# PROBLEM STATEMENT
Write only the number of lines in the records beneath that hold "finit".

··· DATA FOR PROCESSING

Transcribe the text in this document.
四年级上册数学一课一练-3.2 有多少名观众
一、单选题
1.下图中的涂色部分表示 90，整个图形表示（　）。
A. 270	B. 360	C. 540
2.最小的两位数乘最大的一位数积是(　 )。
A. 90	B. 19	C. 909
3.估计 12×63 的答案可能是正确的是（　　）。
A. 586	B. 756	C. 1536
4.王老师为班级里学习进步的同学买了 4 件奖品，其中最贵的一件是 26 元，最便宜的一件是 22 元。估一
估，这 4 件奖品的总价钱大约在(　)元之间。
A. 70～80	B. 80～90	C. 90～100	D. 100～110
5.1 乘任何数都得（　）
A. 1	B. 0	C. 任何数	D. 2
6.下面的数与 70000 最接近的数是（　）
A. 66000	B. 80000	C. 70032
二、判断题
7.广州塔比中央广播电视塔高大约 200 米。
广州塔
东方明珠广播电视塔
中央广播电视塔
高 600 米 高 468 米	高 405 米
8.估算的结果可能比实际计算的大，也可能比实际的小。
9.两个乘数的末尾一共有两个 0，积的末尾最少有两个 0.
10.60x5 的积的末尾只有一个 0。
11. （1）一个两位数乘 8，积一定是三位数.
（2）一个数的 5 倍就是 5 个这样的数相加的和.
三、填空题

······
··· DATA FOR PROCESSING

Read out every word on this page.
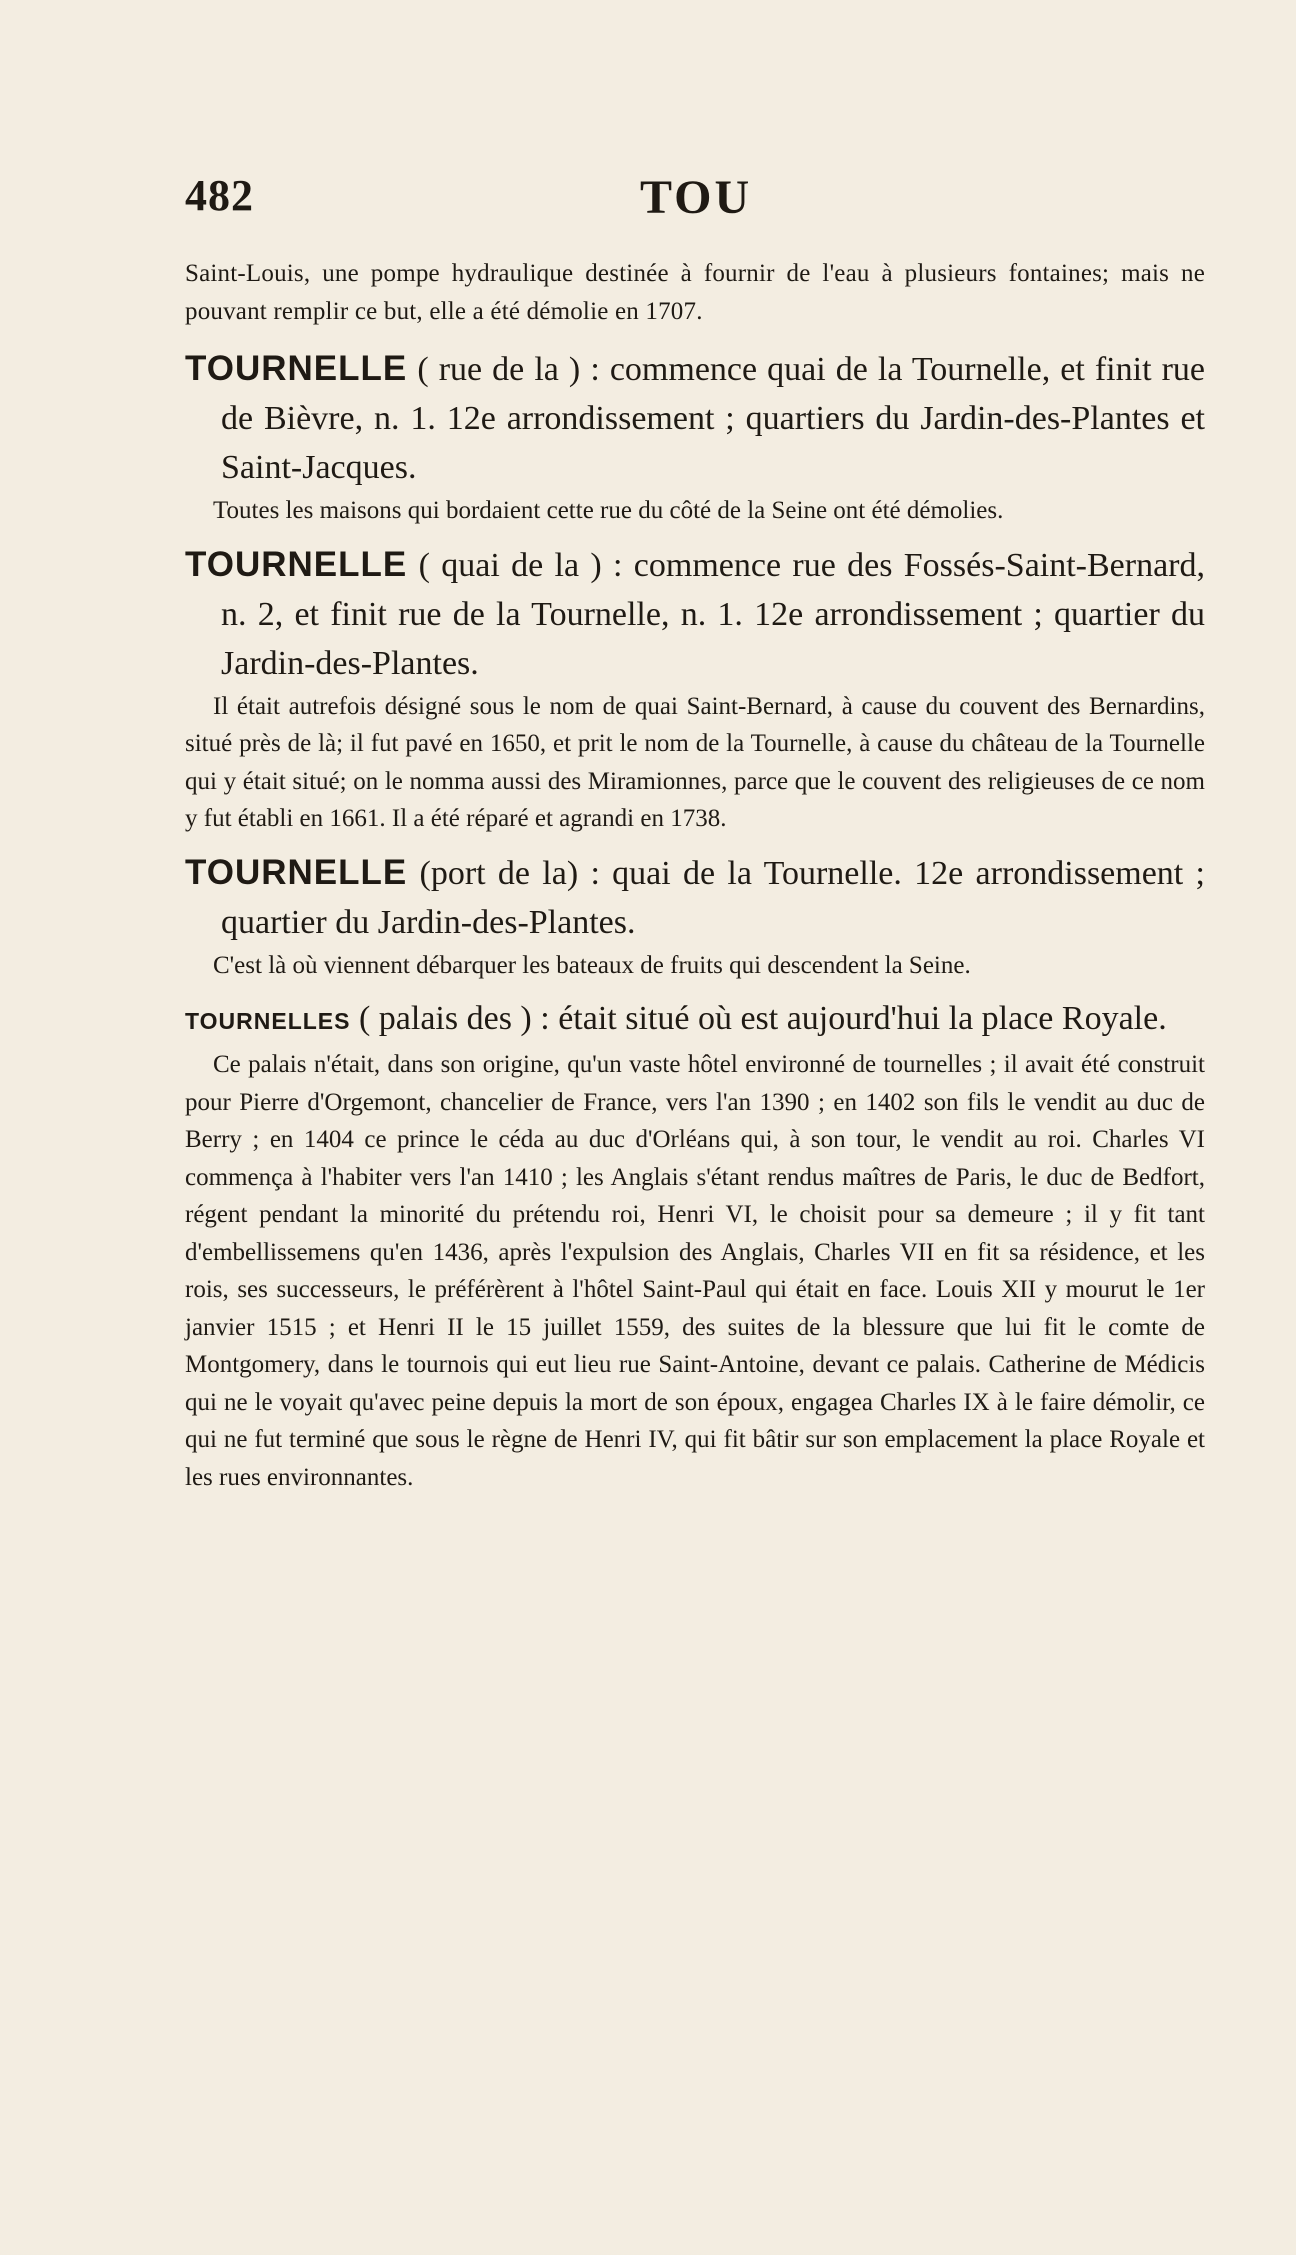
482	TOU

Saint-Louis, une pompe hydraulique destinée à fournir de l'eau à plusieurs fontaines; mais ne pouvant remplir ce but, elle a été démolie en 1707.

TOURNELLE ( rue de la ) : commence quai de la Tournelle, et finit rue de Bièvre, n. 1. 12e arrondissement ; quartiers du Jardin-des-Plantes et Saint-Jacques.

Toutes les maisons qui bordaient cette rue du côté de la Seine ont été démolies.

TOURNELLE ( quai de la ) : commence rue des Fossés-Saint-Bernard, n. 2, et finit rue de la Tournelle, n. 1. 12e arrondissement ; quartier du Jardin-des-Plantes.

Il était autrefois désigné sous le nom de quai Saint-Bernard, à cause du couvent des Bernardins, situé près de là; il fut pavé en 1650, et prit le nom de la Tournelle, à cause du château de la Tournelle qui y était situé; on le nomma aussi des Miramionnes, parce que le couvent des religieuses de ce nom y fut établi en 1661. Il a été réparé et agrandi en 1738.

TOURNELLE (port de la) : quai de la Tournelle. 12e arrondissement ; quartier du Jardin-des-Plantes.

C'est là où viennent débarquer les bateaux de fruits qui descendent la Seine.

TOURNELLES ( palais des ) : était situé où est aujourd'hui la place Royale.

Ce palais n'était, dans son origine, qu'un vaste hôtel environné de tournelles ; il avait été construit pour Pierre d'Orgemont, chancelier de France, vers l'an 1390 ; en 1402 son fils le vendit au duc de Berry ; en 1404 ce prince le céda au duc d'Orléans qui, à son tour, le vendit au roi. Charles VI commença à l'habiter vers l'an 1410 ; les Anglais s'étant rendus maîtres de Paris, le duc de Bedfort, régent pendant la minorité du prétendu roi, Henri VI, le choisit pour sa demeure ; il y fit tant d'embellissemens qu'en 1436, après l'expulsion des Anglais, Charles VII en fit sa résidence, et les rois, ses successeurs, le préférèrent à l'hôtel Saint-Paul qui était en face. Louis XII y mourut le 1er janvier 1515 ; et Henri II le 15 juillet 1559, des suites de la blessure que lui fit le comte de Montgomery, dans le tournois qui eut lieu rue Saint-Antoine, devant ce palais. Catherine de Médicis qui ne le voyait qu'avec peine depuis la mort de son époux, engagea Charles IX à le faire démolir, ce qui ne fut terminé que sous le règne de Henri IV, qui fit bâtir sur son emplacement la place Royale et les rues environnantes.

······

# CORRECT RESPONSE
2